**Exercise brief**.
Return the lines of the records starting at the first line and ending at the line that contains "- data-label: 3: [489, 475, 497, 491]", copying them with no changes.
=== Supplied entries ===
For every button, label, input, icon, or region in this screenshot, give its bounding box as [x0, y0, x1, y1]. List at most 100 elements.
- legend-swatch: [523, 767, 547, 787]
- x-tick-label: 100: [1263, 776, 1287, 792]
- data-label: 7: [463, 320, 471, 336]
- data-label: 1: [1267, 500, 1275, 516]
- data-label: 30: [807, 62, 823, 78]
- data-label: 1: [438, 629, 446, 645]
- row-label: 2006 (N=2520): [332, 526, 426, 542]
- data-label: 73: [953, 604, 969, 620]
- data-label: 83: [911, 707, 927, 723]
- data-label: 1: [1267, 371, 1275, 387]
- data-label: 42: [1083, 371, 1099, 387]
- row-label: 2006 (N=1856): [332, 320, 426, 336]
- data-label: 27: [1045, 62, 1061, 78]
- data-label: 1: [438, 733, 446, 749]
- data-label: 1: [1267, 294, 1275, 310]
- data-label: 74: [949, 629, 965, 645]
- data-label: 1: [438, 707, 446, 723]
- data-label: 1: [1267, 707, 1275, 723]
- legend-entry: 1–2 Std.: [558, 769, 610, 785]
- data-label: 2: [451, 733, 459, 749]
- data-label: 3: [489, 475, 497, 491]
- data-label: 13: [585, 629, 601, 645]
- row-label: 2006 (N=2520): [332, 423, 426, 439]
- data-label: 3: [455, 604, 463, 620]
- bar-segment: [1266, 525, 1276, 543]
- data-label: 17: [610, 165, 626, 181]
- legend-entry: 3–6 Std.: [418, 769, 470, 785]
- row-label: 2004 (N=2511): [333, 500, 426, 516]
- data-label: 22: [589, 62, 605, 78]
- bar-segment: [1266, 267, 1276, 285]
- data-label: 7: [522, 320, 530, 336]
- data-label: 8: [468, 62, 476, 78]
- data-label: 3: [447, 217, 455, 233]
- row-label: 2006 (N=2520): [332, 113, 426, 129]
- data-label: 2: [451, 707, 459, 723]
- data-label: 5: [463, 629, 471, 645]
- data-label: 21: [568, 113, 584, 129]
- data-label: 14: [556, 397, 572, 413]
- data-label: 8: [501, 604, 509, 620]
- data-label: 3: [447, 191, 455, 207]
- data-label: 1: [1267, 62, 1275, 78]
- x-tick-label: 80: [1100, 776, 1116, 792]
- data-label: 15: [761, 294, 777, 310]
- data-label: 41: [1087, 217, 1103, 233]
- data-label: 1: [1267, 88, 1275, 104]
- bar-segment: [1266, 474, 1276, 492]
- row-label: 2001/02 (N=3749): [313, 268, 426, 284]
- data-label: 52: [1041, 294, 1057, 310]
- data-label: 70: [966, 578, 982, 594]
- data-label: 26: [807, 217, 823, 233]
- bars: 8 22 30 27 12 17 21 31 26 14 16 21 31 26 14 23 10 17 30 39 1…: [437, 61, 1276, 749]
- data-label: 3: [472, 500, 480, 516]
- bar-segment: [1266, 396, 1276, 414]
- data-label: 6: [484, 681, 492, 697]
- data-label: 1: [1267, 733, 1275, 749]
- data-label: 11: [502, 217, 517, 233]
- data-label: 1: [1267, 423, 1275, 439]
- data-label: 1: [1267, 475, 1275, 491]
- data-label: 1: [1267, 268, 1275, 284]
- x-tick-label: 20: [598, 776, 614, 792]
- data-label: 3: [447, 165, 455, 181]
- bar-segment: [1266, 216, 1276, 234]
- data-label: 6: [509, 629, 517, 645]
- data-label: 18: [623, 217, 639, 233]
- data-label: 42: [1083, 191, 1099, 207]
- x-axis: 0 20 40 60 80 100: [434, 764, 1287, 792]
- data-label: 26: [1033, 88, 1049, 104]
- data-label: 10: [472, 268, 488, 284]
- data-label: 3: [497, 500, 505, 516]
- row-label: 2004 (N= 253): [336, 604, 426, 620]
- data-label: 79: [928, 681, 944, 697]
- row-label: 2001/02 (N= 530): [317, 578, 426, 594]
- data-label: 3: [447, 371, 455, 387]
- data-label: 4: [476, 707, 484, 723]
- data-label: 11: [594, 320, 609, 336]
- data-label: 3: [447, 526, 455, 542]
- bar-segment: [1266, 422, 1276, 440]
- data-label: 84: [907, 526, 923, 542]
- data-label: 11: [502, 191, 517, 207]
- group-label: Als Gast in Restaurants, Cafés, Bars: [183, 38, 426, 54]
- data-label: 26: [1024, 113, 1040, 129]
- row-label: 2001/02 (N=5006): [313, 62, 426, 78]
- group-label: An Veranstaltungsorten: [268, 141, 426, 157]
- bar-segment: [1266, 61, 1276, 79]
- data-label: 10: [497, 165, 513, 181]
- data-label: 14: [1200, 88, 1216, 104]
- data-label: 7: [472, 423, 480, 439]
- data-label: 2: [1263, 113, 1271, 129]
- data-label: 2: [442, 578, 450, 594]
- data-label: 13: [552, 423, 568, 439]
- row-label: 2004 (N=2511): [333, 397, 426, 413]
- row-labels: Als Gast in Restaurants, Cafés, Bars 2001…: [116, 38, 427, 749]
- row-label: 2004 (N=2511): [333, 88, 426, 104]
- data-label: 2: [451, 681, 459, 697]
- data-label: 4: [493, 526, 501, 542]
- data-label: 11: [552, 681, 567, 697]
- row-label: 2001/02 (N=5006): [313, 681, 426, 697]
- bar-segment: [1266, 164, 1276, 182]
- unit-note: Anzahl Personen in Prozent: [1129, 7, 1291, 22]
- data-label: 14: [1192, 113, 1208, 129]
===
**Result below**.
For every button, label, input, icon, or region in this screenshot, give its bounding box as [x0, y0, x1, y1]. List at most 100 elements.
- legend-swatch: [523, 767, 547, 787]
- x-tick-label: 100: [1263, 776, 1287, 792]
- data-label: 7: [463, 320, 471, 336]
- data-label: 1: [1267, 500, 1275, 516]
- data-label: 30: [807, 62, 823, 78]
- data-label: 1: [438, 629, 446, 645]
- row-label: 2006 (N=2520): [332, 526, 426, 542]
- data-label: 73: [953, 604, 969, 620]
- data-label: 83: [911, 707, 927, 723]
- data-label: 1: [1267, 371, 1275, 387]
- data-label: 42: [1083, 371, 1099, 387]
- row-label: 2006 (N=1856): [332, 320, 426, 336]
- data-label: 27: [1045, 62, 1061, 78]
- data-label: 1: [438, 733, 446, 749]
- data-label: 1: [1267, 294, 1275, 310]
- data-label: 74: [949, 629, 965, 645]
- data-label: 1: [438, 707, 446, 723]
- data-label: 1: [1267, 707, 1275, 723]
- legend-entry: 1–2 Std.: [558, 769, 610, 785]
- data-label: 2: [451, 733, 459, 749]
- data-label: 3: [489, 475, 497, 491]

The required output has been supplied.